## Task requirements
Check each line of the listing, and copy it if it contains the word "ladder".

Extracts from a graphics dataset
..........

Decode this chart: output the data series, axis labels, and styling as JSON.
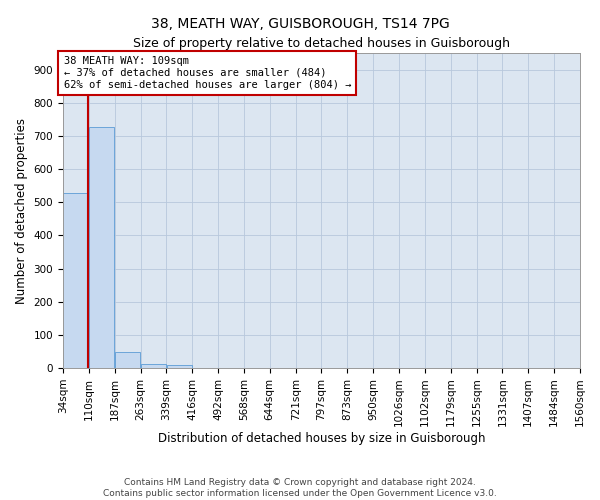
{
  "title1": "38, MEATH WAY, GUISBOROUGH, TS14 7PG",
  "title2": "Size of property relative to detached houses in Guisborough",
  "xlabel": "Distribution of detached houses by size in Guisborough",
  "ylabel": "Number of detached properties",
  "footer1": "Contains HM Land Registry data © Crown copyright and database right 2024.",
  "footer2": "Contains public sector information licensed under the Open Government Licence v3.0.",
  "annotation_line1": "38 MEATH WAY: 109sqm",
  "annotation_line2": "← 37% of detached houses are smaller (484)",
  "annotation_line3": "62% of semi-detached houses are larger (804) →",
  "property_size_sqm": 109,
  "bar_edges": [
    34,
    110,
    187,
    263,
    339,
    416,
    492,
    568,
    644,
    721,
    797,
    873,
    950,
    1026,
    1102,
    1179,
    1255,
    1331,
    1407,
    1484,
    1560
  ],
  "bar_values": [
    527,
    727,
    48,
    13,
    9,
    0,
    0,
    0,
    0,
    0,
    0,
    0,
    0,
    0,
    0,
    0,
    0,
    0,
    0,
    0
  ],
  "bar_color": "#c6d9f0",
  "bar_edge_color": "#5b9bd5",
  "vline_color": "#c00000",
  "vline_x": 109,
  "annotation_box_color": "#c00000",
  "annotation_text_color": "#000000",
  "background_color": "#dce6f1",
  "grid_color": "#b8c8dc",
  "ylim": [
    0,
    950
  ],
  "yticks": [
    0,
    100,
    200,
    300,
    400,
    500,
    600,
    700,
    800,
    900
  ],
  "tick_label_fontsize": 7.5,
  "axis_label_fontsize": 8.5,
  "title1_fontsize": 10,
  "title2_fontsize": 9,
  "ann_fontsize": 7.5,
  "footer_fontsize": 6.5
}
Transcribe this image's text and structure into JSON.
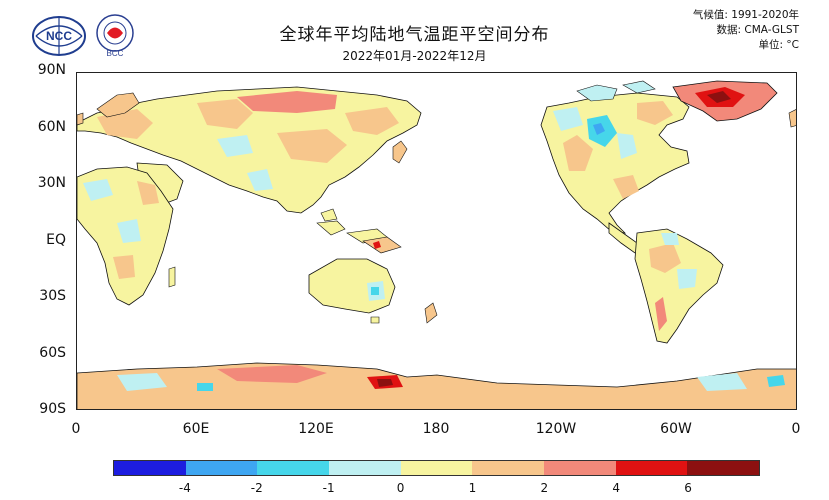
{
  "header": {
    "title": "全球年平均陆地气温距平空间分布",
    "subtitle": "2022年01月-2022年12月",
    "meta_lines": [
      "气候值: 1991-2020年",
      "数据: CMA-GLST",
      "单位: °C"
    ]
  },
  "logos": [
    {
      "name": "cma-logo",
      "text": "NCC"
    },
    {
      "name": "bcc-logo",
      "text": "BCC"
    }
  ],
  "map": {
    "lat_labels": [
      "90N",
      "60N",
      "30N",
      "EQ",
      "30S",
      "60S",
      "90S"
    ],
    "lon_labels": [
      "0",
      "60E",
      "120E",
      "180",
      "120W",
      "60W",
      "0"
    ],
    "ocean_color": "#ffffff",
    "coast_color": "#111111"
  },
  "colorbar": {
    "colors": [
      "#1d1de0",
      "#3ea6f2",
      "#46d6ea",
      "#bff0f2",
      "#f7f4a0",
      "#f7c68c",
      "#f2897a",
      "#e01212",
      "#8c1010"
    ],
    "labels": [
      "-4",
      "-2",
      "-1",
      "0",
      "1",
      "2",
      "4",
      "6"
    ]
  }
}
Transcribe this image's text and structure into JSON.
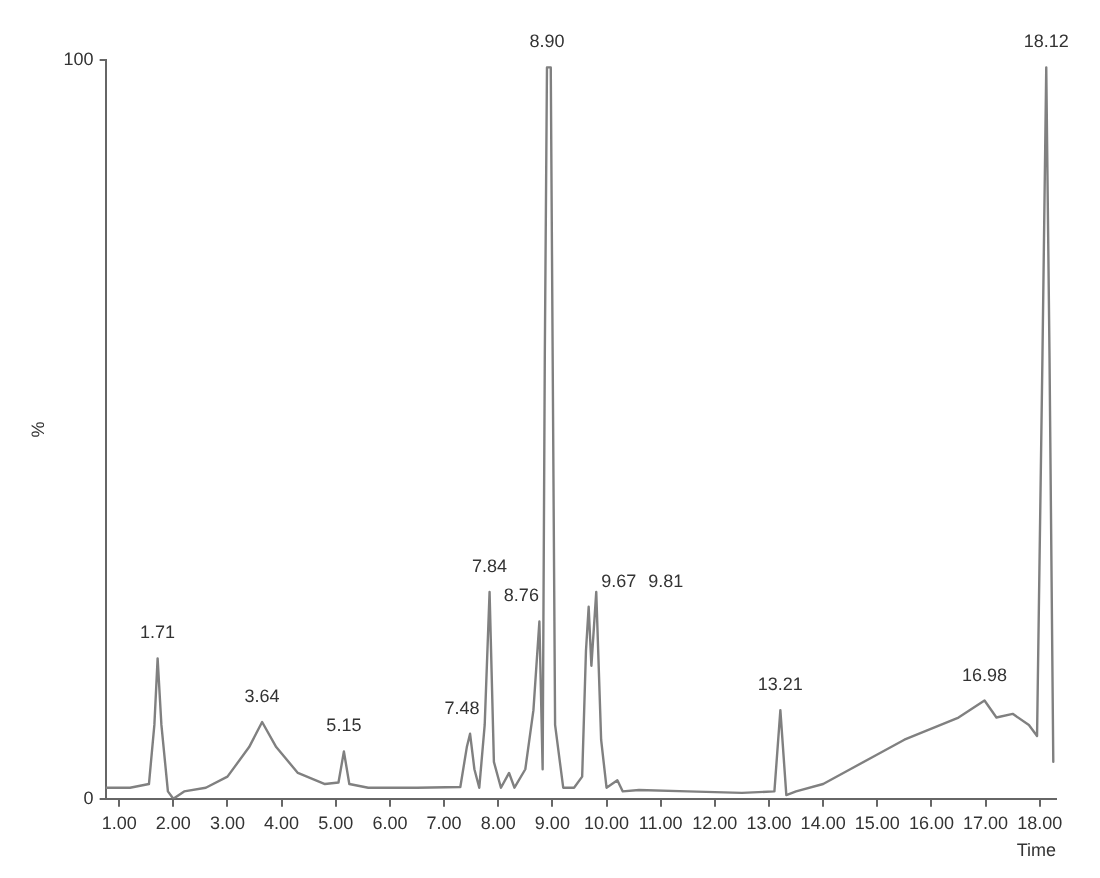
{
  "chart_data": {
    "type": "line",
    "xlabel": "Time",
    "ylabel": "%",
    "xlim": [
      0.75,
      18.3
    ],
    "xticks": [
      {
        "value": 1,
        "label": "1.00"
      },
      {
        "value": 2,
        "label": "2.00"
      },
      {
        "value": 3,
        "label": "3.00"
      },
      {
        "value": 4,
        "label": "4.00"
      },
      {
        "value": 5,
        "label": "5.00"
      },
      {
        "value": 6,
        "label": "6.00"
      },
      {
        "value": 7,
        "label": "7.00"
      },
      {
        "value": 8,
        "label": "8.00"
      },
      {
        "value": 9,
        "label": "9.00"
      },
      {
        "value": 10,
        "label": "10.00"
      },
      {
        "value": 11,
        "label": "11.00"
      },
      {
        "value": 12,
        "label": "12.00"
      },
      {
        "value": 13,
        "label": "13.00"
      },
      {
        "value": 14,
        "label": "14.00"
      },
      {
        "value": 15,
        "label": "15.00"
      },
      {
        "value": 16,
        "label": "16.00"
      },
      {
        "value": 17,
        "label": "17.00"
      },
      {
        "value": 18,
        "label": "18.00"
      }
    ],
    "ylim": [
      0,
      100
    ],
    "yticks": [
      0,
      100
    ],
    "grid": false,
    "legend": false,
    "marker": "none",
    "series": [
      {
        "color": "#808080",
        "x": [
          0.75,
          1.2,
          1.55,
          1.65,
          1.71,
          1.78,
          1.9,
          2.0,
          2.2,
          2.6,
          3.0,
          3.4,
          3.64,
          3.9,
          4.3,
          4.8,
          5.05,
          5.15,
          5.25,
          5.6,
          6.5,
          7.3,
          7.42,
          7.48,
          7.56,
          7.65,
          7.75,
          7.84,
          7.92,
          8.05,
          8.2,
          8.3,
          8.5,
          8.65,
          8.76,
          8.82,
          8.86,
          8.9,
          8.97,
          9.05,
          9.2,
          9.4,
          9.55,
          9.62,
          9.67,
          9.72,
          9.81,
          9.9,
          10.0,
          10.2,
          10.3,
          10.6,
          11.5,
          12.5,
          13.1,
          13.21,
          13.32,
          13.5,
          14.0,
          14.5,
          15.0,
          15.5,
          16.0,
          16.5,
          16.98,
          17.2,
          17.5,
          17.8,
          17.95,
          18.05,
          18.12,
          18.18,
          18.25
        ],
        "values": [
          1.5,
          1.5,
          2,
          10,
          19,
          10,
          1,
          0,
          1,
          1.5,
          3,
          7,
          10.4,
          7,
          3.5,
          2,
          2.2,
          6.4,
          2,
          1.5,
          1.5,
          1.6,
          7,
          8.8,
          4,
          1.5,
          10,
          28,
          5,
          1.5,
          3.5,
          1.5,
          4,
          12,
          24,
          4,
          60,
          99,
          99,
          10,
          1.5,
          1.5,
          3,
          20,
          26,
          18,
          28,
          8,
          1.5,
          2.5,
          1,
          1.2,
          1,
          0.8,
          1,
          12,
          0.5,
          1,
          2,
          4,
          6,
          8,
          9.5,
          11,
          13.3,
          11,
          11.5,
          10,
          8.5,
          60,
          99,
          60,
          5
        ]
      }
    ],
    "annotations": [
      {
        "text": "1.71",
        "x": 1.71,
        "y": 19
      },
      {
        "text": "3.64",
        "x": 3.64,
        "y": 10.4
      },
      {
        "text": "5.15",
        "x": 5.15,
        "y": 6.4
      },
      {
        "text": "7.48",
        "x": 7.48,
        "y": 8.8
      },
      {
        "text": "7.84",
        "x": 7.84,
        "y": 28
      },
      {
        "text": "8.76",
        "x": 8.76,
        "y": 24
      },
      {
        "text": "8.90",
        "x": 8.9,
        "y": 99
      },
      {
        "text": "9.67",
        "x": 9.67,
        "y": 26
      },
      {
        "text": "9.81",
        "x": 9.81,
        "y": 28
      },
      {
        "text": "13.21",
        "x": 13.21,
        "y": 12
      },
      {
        "text": "16.98",
        "x": 16.98,
        "y": 13.3
      },
      {
        "text": "18.12",
        "x": 18.12,
        "y": 99
      }
    ]
  }
}
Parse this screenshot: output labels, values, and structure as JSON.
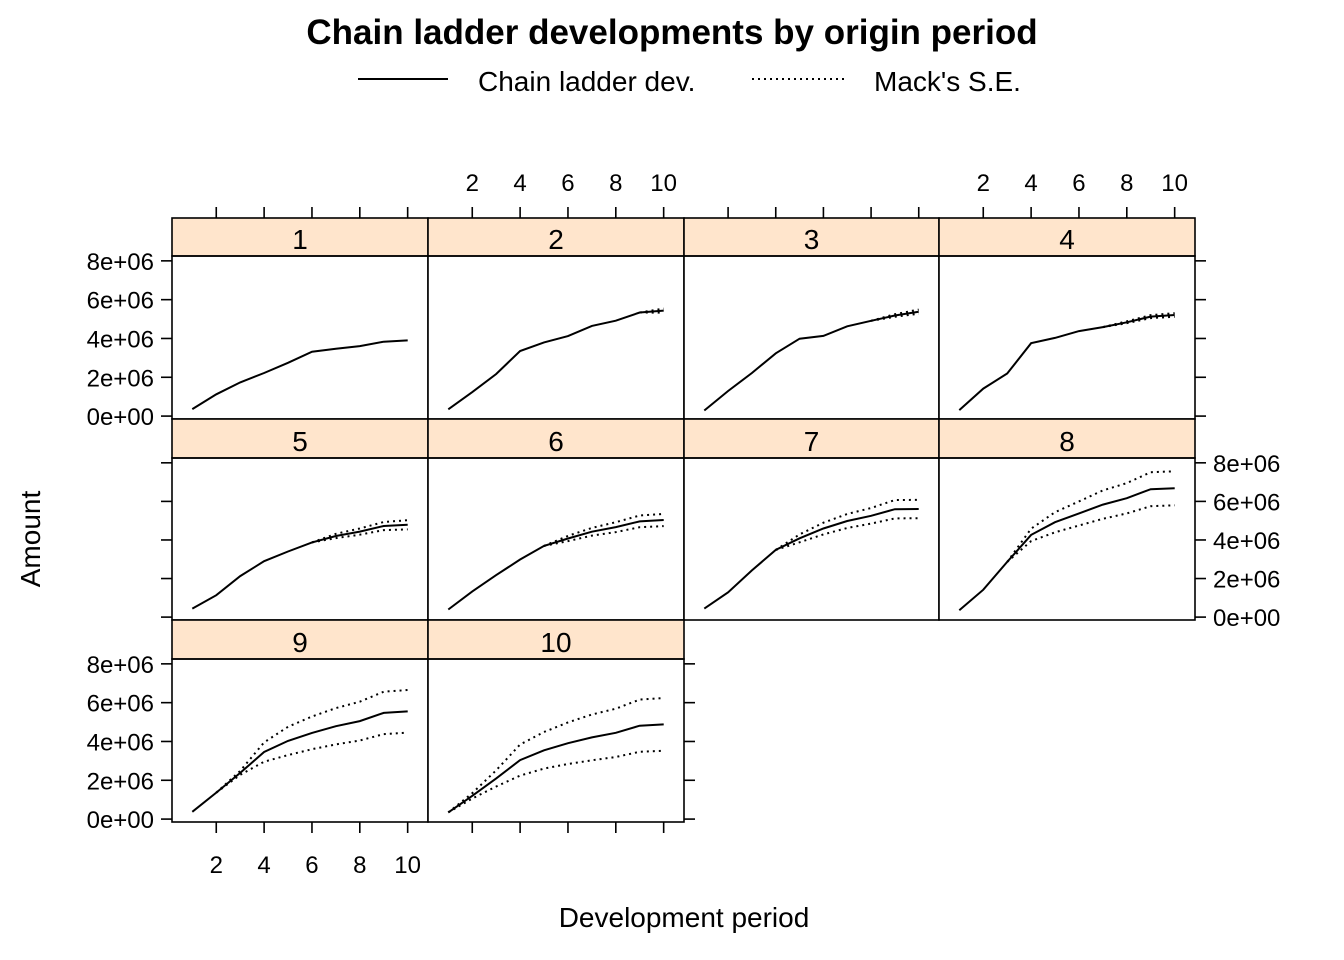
{
  "chart_data": {
    "type": "line",
    "title": "Chain ladder developments by origin period",
    "xlabel": "Development period",
    "ylabel": "Amount",
    "layout": "lattice 4x3, panels 1-10",
    "legend_position": "top",
    "legend": [
      {
        "label": "Chain ladder dev.",
        "style": "solid"
      },
      {
        "label": "Mack's S.E.",
        "style": "dotted"
      }
    ],
    "strip_color": "#ffe5cc",
    "x_ticks": [
      "2",
      "4",
      "6",
      "8",
      "10"
    ],
    "y_ticks": [
      "0e+00",
      "2e+06",
      "4e+06",
      "6e+06",
      "8e+06"
    ],
    "xlim": [
      0.15,
      10.85
    ],
    "ylim": [
      -150000,
      8250000
    ],
    "x": [
      1,
      2,
      3,
      4,
      5,
      6,
      7,
      8,
      9,
      10
    ],
    "panels": [
      {
        "name": "1",
        "mean": [
          357848,
          1124788,
          1735330,
          2218270,
          2745596,
          3319994,
          3466336,
          3606286,
          3833515,
          3901463
        ],
        "lower": [],
        "upper": []
      },
      {
        "name": "2",
        "mean": [
          352118,
          1236139,
          2170033,
          3353322,
          3799067,
          4120063,
          4647867,
          4914039,
          5339085,
          5433719
        ],
        "lower": [
          null,
          null,
          null,
          null,
          null,
          null,
          null,
          null,
          5339085,
          5330000
        ],
        "upper": [
          null,
          null,
          null,
          null,
          null,
          null,
          null,
          null,
          5339085,
          5537000
        ]
      },
      {
        "name": "3",
        "mean": [
          290507,
          1292306,
          2218525,
          3235179,
          3985995,
          4132918,
          4628910,
          4909315,
          5183000,
          5379000
        ],
        "lower": [
          null,
          null,
          null,
          null,
          null,
          null,
          null,
          4909315,
          5116000,
          5270000
        ],
        "upper": [
          null,
          null,
          null,
          null,
          null,
          null,
          null,
          4909315,
          5250000,
          5487000
        ]
      },
      {
        "name": "4",
        "mean": [
          310608,
          1418858,
          2195047,
          3757447,
          4029929,
          4381982,
          4588268,
          4835000,
          5127000,
          5210000
        ],
        "lower": [
          null,
          null,
          null,
          null,
          null,
          null,
          4588268,
          4786000,
          5050000,
          5120000
        ],
        "upper": [
          null,
          null,
          null,
          null,
          null,
          null,
          4588268,
          4885000,
          5205000,
          5300000
        ]
      },
      {
        "name": "5",
        "mean": [
          443160,
          1136350,
          2128333,
          2897821,
          3402672,
          3873000,
          4207000,
          4434000,
          4722000,
          4787000
        ],
        "lower": [
          null,
          null,
          null,
          null,
          null,
          3873000,
          4096000,
          4274000,
          4510000,
          4550000
        ],
        "upper": [
          null,
          null,
          null,
          null,
          null,
          3873000,
          4318000,
          4594000,
          4934000,
          5024000
        ]
      },
      {
        "name": "6",
        "mean": [
          396132,
          1333217,
          2180715,
          2985752,
          3691712,
          4075000,
          4426000,
          4665000,
          4965000,
          5035000
        ],
        "lower": [
          null,
          null,
          null,
          null,
          3691712,
          3940000,
          4225000,
          4410000,
          4660000,
          4720000
        ],
        "upper": [
          null,
          null,
          null,
          null,
          3691712,
          4210000,
          4627000,
          4920000,
          5270000,
          5350000
        ]
      },
      {
        "name": "7",
        "mean": [
          440832,
          1288463,
          2419861,
          3483130,
          4084000,
          4592000,
          4982000,
          5254000,
          5595000,
          5604000
        ],
        "lower": [
          null,
          null,
          null,
          3483130,
          3880000,
          4290000,
          4620000,
          4850000,
          5120000,
          5130000
        ],
        "upper": [
          null,
          null,
          null,
          3483130,
          4288000,
          4894000,
          5344000,
          5658000,
          6070000,
          6078000
        ]
      },
      {
        "name": "8",
        "mean": [
          359480,
          1421128,
          2864498,
          4262000,
          4920000,
          5375000,
          5836000,
          6165000,
          6632000,
          6680000
        ],
        "lower": [
          null,
          null,
          2864498,
          3940000,
          4400000,
          4750000,
          5100000,
          5380000,
          5750000,
          5800000
        ],
        "upper": [
          null,
          null,
          2864498,
          4584000,
          5440000,
          6000000,
          6572000,
          6950000,
          7514000,
          7560000
        ]
      },
      {
        "name": "9",
        "mean": [
          376686,
          1363294,
          2381000,
          3455000,
          4027000,
          4444000,
          4785000,
          5051000,
          5473000,
          5550000
        ],
        "lower": [
          null,
          1363294,
          2280000,
          2960000,
          3300000,
          3600000,
          3850000,
          4050000,
          4380000,
          4450000
        ],
        "upper": [
          null,
          1363294,
          2482000,
          3950000,
          4754000,
          5288000,
          5720000,
          6052000,
          6566000,
          6650000
        ]
      },
      {
        "name": "10",
        "mean": [
          344014,
          1200818,
          2096000,
          3041000,
          3543000,
          3911000,
          4211000,
          4445000,
          4815000,
          4880000
        ],
        "lower": [
          344014,
          1060000,
          1680000,
          2240000,
          2600000,
          2840000,
          3030000,
          3200000,
          3470000,
          3520000
        ],
        "upper": [
          344014,
          1340000,
          2512000,
          3842000,
          4486000,
          4982000,
          5392000,
          5690000,
          6160000,
          6240000
        ]
      }
    ]
  }
}
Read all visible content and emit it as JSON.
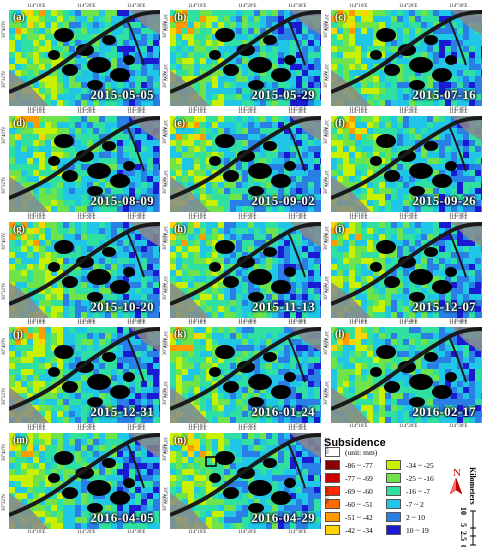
{
  "panels": [
    {
      "label": "(a)",
      "date": "2015-05-05"
    },
    {
      "label": "(b)",
      "date": "2015-05-29"
    },
    {
      "label": "(c)",
      "date": "2015-07-16"
    },
    {
      "label": "(d)",
      "date": "2015-08-09"
    },
    {
      "label": "(e)",
      "date": "2015-09-02"
    },
    {
      "label": "(f)",
      "date": "2015-09-26"
    },
    {
      "label": "(g)",
      "date": "2015-10-20"
    },
    {
      "label": "(h)",
      "date": "2015-11-13"
    },
    {
      "label": "(i)",
      "date": "2015-12-07"
    },
    {
      "label": "(j)",
      "date": "2015-12-31"
    },
    {
      "label": "(k)",
      "date": "2016-01-24"
    },
    {
      "label": "(l)",
      "date": "2016-02-17"
    },
    {
      "label": "(m)",
      "date": "2016-04-05"
    },
    {
      "label": "(n)",
      "date": "2016-04-29"
    }
  ],
  "axis": {
    "top_ticks": [
      "114°10′E",
      "114°20′E",
      "114°30′E"
    ],
    "bottom_ticks": [
      "114°10′E",
      "114°20′E",
      "114°30′E"
    ],
    "left_ticks": [
      "30°40′N",
      "30°32′N"
    ],
    "right_ticks": [
      "30°40′N",
      "30°32′N"
    ]
  },
  "legend": {
    "title": "Subsidence",
    "unit": "(unit: mm)",
    "classes": [
      {
        "label": "-86 ~ -77",
        "color": "#8b0000"
      },
      {
        "label": "-77 ~ -69",
        "color": "#cc0000"
      },
      {
        "label": "-69 ~ -60",
        "color": "#ff2a00"
      },
      {
        "label": "-60 ~ -51",
        "color": "#ff6a00"
      },
      {
        "label": "-51 ~ -42",
        "color": "#ff9a00"
      },
      {
        "label": "-42 ~ -34",
        "color": "#ffd400"
      },
      {
        "label": "-34 ~ -25",
        "color": "#c8f000"
      },
      {
        "label": "-25 ~ -16",
        "color": "#6fe34a"
      },
      {
        "label": "-16 ~ -7",
        "color": "#2fe0a0"
      },
      {
        "label": "-7 ~ 2",
        "color": "#1fc6e6"
      },
      {
        "label": "2 ~ 10",
        "color": "#2a7fe6"
      },
      {
        "label": "10 ~ 19",
        "color": "#1a1ad2"
      }
    ]
  },
  "north": {
    "letter": "N"
  },
  "scale": {
    "unit": "Kilometers",
    "ticks": [
      "0",
      "2.5",
      "5",
      "10"
    ]
  }
}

..........

## Answer to the task
    "title": "Chain ladder developments by origin period",
        "label": "Chain ladder dev.",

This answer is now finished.